[START DATASET RECORDS]

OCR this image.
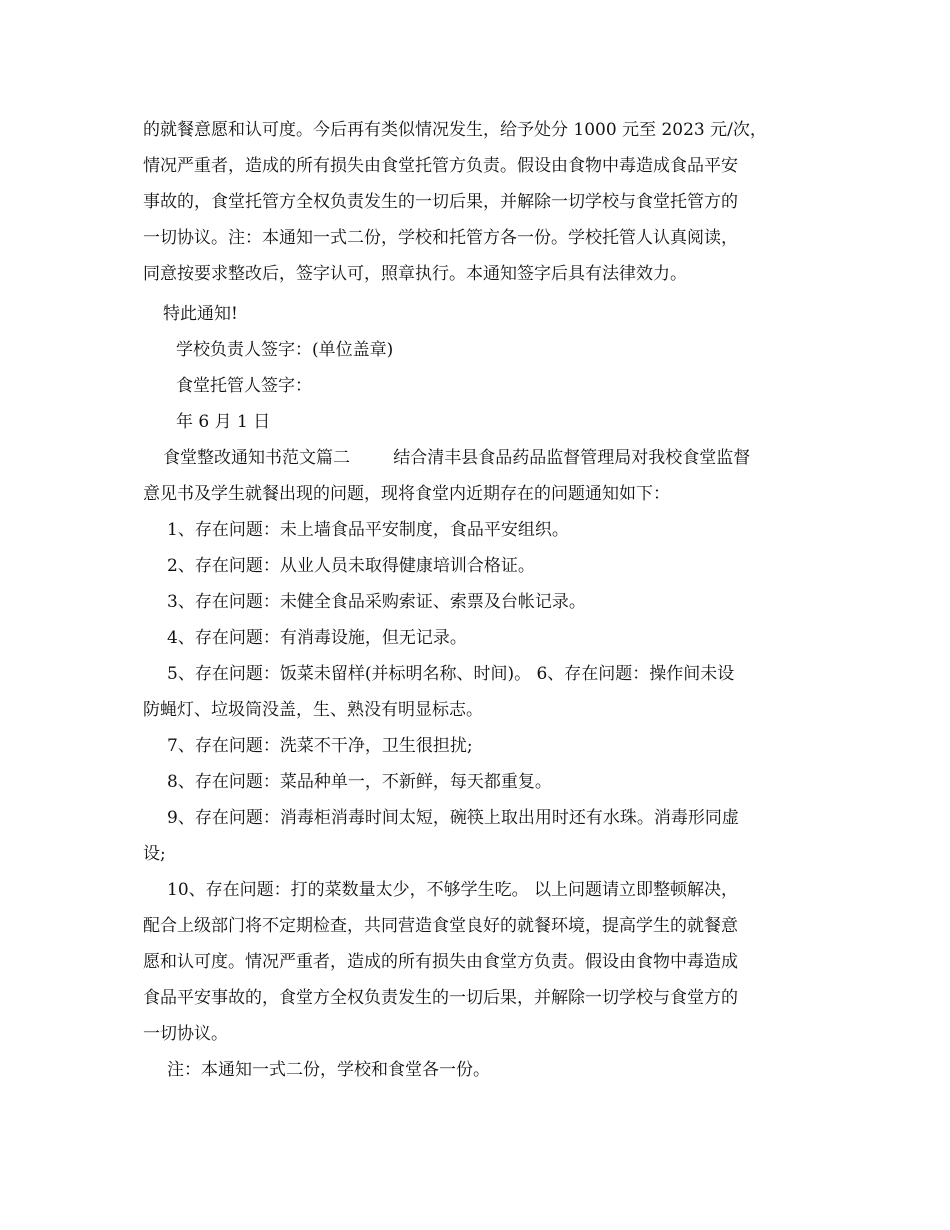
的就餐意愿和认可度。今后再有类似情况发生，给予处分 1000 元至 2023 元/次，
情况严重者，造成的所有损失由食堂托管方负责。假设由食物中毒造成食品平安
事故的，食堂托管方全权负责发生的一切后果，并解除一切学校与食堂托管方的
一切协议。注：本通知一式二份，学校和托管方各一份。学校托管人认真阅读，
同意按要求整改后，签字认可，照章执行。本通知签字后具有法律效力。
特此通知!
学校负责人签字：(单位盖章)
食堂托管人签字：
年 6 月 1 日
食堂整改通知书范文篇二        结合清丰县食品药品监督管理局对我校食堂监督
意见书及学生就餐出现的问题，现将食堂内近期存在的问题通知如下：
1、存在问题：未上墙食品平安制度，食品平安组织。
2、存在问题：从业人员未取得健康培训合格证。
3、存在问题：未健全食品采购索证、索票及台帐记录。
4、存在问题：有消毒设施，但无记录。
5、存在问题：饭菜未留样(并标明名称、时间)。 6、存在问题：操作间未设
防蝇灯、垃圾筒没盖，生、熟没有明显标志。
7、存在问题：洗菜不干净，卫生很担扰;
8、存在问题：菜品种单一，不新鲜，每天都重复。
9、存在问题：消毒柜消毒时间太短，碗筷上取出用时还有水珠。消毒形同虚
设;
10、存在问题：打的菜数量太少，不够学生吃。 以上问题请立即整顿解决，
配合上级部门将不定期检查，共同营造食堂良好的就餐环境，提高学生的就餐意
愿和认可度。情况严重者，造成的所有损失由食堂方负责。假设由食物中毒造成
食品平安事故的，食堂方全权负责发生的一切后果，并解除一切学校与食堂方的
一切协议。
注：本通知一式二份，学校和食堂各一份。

[END DATASET RECORDS]

* _DIRECTIVE_:
Every entry above is to be set down exactly; the pictures are to be left out.

* _OUTPUT FOR THIS TASK_:
OCR this image.
的就餐意愿和认可度。今后再有类似情况发生，给予处分 1000 元至 2023 元/次，
情况严重者，造成的所有损失由食堂托管方负责。假设由食物中毒造成食品平安
事故的，食堂托管方全权负责发生的一切后果，并解除一切学校与食堂托管方的
一切协议。注：本通知一式二份，学校和托管方各一份。学校托管人认真阅读，
同意按要求整改后，签字认可，照章执行。本通知签字后具有法律效力。
特此通知!
学校负责人签字：(单位盖章)
食堂托管人签字：
年 6 月 1 日
食堂整改通知书范文篇二        结合清丰县食品药品监督管理局对我校食堂监督
意见书及学生就餐出现的问题，现将食堂内近期存在的问题通知如下：
1、存在问题：未上墙食品平安制度，食品平安组织。
2、存在问题：从业人员未取得健康培训合格证。
3、存在问题：未健全食品采购索证、索票及台帐记录。
4、存在问题：有消毒设施，但无记录。
5、存在问题：饭菜未留样(并标明名称、时间)。 6、存在问题：操作间未设
防蝇灯、垃圾筒没盖，生、熟没有明显标志。
7、存在问题：洗菜不干净，卫生很担扰;
8、存在问题：菜品种单一，不新鲜，每天都重复。
9、存在问题：消毒柜消毒时间太短，碗筷上取出用时还有水珠。消毒形同虚
设;
10、存在问题：打的菜数量太少，不够学生吃。 以上问题请立即整顿解决，
配合上级部门将不定期检查，共同营造食堂良好的就餐环境，提高学生的就餐意
愿和认可度。情况严重者，造成的所有损失由食堂方负责。假设由食物中毒造成
食品平安事故的，食堂方全权负责发生的一切后果，并解除一切学校与食堂方的
一切协议。
注：本通知一式二份，学校和食堂各一份。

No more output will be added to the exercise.